## O que se pede
Transcreva, sem nenhuma alteração, todas as linhas de cada um dos registros abaixo.

+ + + + + + +

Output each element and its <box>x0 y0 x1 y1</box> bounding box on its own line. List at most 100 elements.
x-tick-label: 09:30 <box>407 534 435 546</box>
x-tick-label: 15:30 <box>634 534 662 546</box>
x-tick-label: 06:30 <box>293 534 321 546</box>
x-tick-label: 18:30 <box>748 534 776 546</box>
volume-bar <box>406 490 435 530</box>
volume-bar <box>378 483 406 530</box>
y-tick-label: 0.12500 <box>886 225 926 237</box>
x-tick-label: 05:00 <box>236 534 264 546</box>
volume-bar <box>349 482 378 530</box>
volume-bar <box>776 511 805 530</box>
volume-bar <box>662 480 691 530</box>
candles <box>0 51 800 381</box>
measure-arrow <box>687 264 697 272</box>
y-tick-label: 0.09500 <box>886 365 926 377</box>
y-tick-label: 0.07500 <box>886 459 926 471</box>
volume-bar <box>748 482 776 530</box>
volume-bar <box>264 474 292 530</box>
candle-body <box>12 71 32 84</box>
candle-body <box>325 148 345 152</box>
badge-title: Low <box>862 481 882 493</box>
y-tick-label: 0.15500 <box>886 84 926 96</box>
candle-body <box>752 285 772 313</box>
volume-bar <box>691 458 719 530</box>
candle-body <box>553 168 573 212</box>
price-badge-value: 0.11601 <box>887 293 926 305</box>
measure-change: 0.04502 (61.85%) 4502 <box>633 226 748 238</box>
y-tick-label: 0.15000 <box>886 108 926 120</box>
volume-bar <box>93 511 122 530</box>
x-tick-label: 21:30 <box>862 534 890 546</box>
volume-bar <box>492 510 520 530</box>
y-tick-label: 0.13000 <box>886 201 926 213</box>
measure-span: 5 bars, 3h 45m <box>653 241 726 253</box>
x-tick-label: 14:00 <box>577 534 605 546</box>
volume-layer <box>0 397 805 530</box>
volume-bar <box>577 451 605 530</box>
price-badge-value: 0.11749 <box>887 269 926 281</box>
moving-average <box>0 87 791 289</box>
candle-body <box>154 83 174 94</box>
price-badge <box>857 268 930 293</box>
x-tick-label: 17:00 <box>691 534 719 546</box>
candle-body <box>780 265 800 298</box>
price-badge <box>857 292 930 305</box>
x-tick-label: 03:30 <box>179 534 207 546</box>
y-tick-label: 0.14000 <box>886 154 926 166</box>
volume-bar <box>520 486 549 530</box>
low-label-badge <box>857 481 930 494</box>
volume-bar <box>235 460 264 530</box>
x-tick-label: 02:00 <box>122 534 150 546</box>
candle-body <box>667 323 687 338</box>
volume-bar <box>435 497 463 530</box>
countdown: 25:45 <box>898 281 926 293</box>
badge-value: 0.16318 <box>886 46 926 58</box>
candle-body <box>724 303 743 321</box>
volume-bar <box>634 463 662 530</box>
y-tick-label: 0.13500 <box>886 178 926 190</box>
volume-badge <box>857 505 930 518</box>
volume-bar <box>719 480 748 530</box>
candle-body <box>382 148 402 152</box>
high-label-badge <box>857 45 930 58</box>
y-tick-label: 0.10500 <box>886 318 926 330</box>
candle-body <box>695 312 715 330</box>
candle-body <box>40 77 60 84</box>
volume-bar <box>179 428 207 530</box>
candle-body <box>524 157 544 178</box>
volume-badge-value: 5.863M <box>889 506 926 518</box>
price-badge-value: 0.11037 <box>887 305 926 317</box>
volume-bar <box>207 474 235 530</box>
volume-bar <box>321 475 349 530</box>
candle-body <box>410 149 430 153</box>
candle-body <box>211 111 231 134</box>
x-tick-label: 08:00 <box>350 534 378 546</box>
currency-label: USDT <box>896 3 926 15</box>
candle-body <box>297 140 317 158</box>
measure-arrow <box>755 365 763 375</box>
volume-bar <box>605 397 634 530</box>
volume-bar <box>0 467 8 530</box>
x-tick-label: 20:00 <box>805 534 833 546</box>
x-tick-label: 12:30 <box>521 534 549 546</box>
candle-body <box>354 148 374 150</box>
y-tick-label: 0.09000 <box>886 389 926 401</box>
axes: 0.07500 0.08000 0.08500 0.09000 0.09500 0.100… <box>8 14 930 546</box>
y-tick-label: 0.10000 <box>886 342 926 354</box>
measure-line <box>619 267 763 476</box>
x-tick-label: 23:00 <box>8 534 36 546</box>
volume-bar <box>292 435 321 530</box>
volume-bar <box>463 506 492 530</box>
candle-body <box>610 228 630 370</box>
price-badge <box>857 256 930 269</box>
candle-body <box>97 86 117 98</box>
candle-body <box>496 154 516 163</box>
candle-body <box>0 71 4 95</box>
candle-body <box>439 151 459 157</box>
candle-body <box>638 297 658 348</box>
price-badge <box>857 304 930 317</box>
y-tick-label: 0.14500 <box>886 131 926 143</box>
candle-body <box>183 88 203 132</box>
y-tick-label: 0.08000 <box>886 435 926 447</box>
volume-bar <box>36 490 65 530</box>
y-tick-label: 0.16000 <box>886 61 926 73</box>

+ + + + + + +

## Resposta escrita
Output each element and its <box>x0 y0 x1 y1</box> bounding box on its own line. List at most 100 elements.
x-tick-label: 09:30 <box>407 534 435 546</box>
x-tick-label: 15:30 <box>634 534 662 546</box>
x-tick-label: 06:30 <box>293 534 321 546</box>
x-tick-label: 18:30 <box>748 534 776 546</box>
volume-bar <box>406 490 435 530</box>
volume-bar <box>378 483 406 530</box>
y-tick-label: 0.12500 <box>886 225 926 237</box>
x-tick-label: 05:00 <box>236 534 264 546</box>
volume-bar <box>349 482 378 530</box>
volume-bar <box>776 511 805 530</box>
volume-bar <box>662 480 691 530</box>
candles <box>0 51 800 381</box>
measure-arrow <box>687 264 697 272</box>
y-tick-label: 0.09500 <box>886 365 926 377</box>
y-tick-label: 0.07500 <box>886 459 926 471</box>
volume-bar <box>748 482 776 530</box>
volume-bar <box>264 474 292 530</box>
candle-body <box>12 71 32 84</box>
candle-body <box>325 148 345 152</box>
badge-title: Low <box>862 481 882 493</box>
y-tick-label: 0.15500 <box>886 84 926 96</box>
candle-body <box>752 285 772 313</box>
volume-bar <box>691 458 719 530</box>
candle-body <box>553 168 573 212</box>
price-badge-value: 0.11601 <box>887 293 926 305</box>
measure-change: 0.04502 (61.85%) 4502 <box>633 226 748 238</box>
y-tick-label: 0.15000 <box>886 108 926 120</box>
volume-bar <box>93 511 122 530</box>
x-tick-label: 21:30 <box>862 534 890 546</box>
volume-bar <box>492 510 520 530</box>
y-tick-label: 0.13000 <box>886 201 926 213</box>
measure-span: 5 bars, 3h 45m <box>653 241 726 253</box>
x-tick-label: 14:00 <box>577 534 605 546</box>
volume-layer <box>0 397 805 530</box>
volume-bar <box>577 451 605 530</box>
price-badge-value: 0.11749 <box>887 269 926 281</box>
moving-average <box>0 87 791 289</box>
candle-body <box>154 83 174 94</box>
price-badge <box>857 268 930 293</box>
x-tick-label: 17:00 <box>691 534 719 546</box>
candle-body <box>780 265 800 298</box>
price-badge <box>857 292 930 305</box>
x-tick-label: 03:30 <box>179 534 207 546</box>
y-tick-label: 0.14000 <box>886 154 926 166</box>
volume-bar <box>520 486 549 530</box>
low-label-badge <box>857 481 930 494</box>
volume-bar <box>235 460 264 530</box>
x-tick-label: 02:00 <box>122 534 150 546</box>
candle-body <box>667 323 687 338</box>
volume-bar <box>435 497 463 530</box>
countdown: 25:45 <box>898 281 926 293</box>
badge-value: 0.16318 <box>886 46 926 58</box>
candle-body <box>724 303 743 321</box>
volume-bar <box>634 463 662 530</box>
y-tick-label: 0.13500 <box>886 178 926 190</box>
volume-badge <box>857 505 930 518</box>
volume-bar <box>719 480 748 530</box>
candle-body <box>382 148 402 152</box>
high-label-badge <box>857 45 930 58</box>
y-tick-label: 0.10500 <box>886 318 926 330</box>
candle-body <box>695 312 715 330</box>
candle-body <box>40 77 60 84</box>
volume-bar <box>179 428 207 530</box>
candle-body <box>524 157 544 178</box>
volume-badge-value: 5.863M <box>889 506 926 518</box>
price-badge-value: 0.11037 <box>887 305 926 317</box>
volume-bar <box>207 474 235 530</box>
volume-bar <box>321 475 349 530</box>
candle-body <box>410 149 430 153</box>
candle-body <box>211 111 231 134</box>
x-tick-label: 08:00 <box>350 534 378 546</box>
currency-label: USDT <box>896 3 926 15</box>
candle-body <box>297 140 317 158</box>
measure-arrow <box>755 365 763 375</box>
volume-bar <box>605 397 634 530</box>
volume-bar <box>0 467 8 530</box>
x-tick-label: 20:00 <box>805 534 833 546</box>
x-tick-label: 12:30 <box>521 534 549 546</box>
candle-body <box>354 148 374 150</box>
y-tick-label: 0.09000 <box>886 389 926 401</box>
axes: 0.07500 0.08000 0.08500 0.09000 0.09500 0.100… <box>8 14 930 546</box>
y-tick-label: 0.10000 <box>886 342 926 354</box>
measure-line <box>619 267 763 476</box>
x-tick-label: 23:00 <box>8 534 36 546</box>
volume-bar <box>292 435 321 530</box>
volume-bar <box>463 506 492 530</box>
candle-body <box>610 228 630 370</box>
price-badge <box>857 256 930 269</box>
candle-body <box>97 86 117 98</box>
candle-body <box>496 154 516 163</box>
candle-body <box>0 71 4 95</box>
candle-body <box>439 151 459 157</box>
candle-body <box>638 297 658 348</box>
price-badge <box>857 304 930 317</box>
y-tick-label: 0.14500 <box>886 131 926 143</box>
candle-body <box>183 88 203 132</box>
y-tick-label: 0.08000 <box>886 435 926 447</box>
volume-bar <box>36 490 65 530</box>
y-tick-label: 0.16000 <box>886 61 926 73</box>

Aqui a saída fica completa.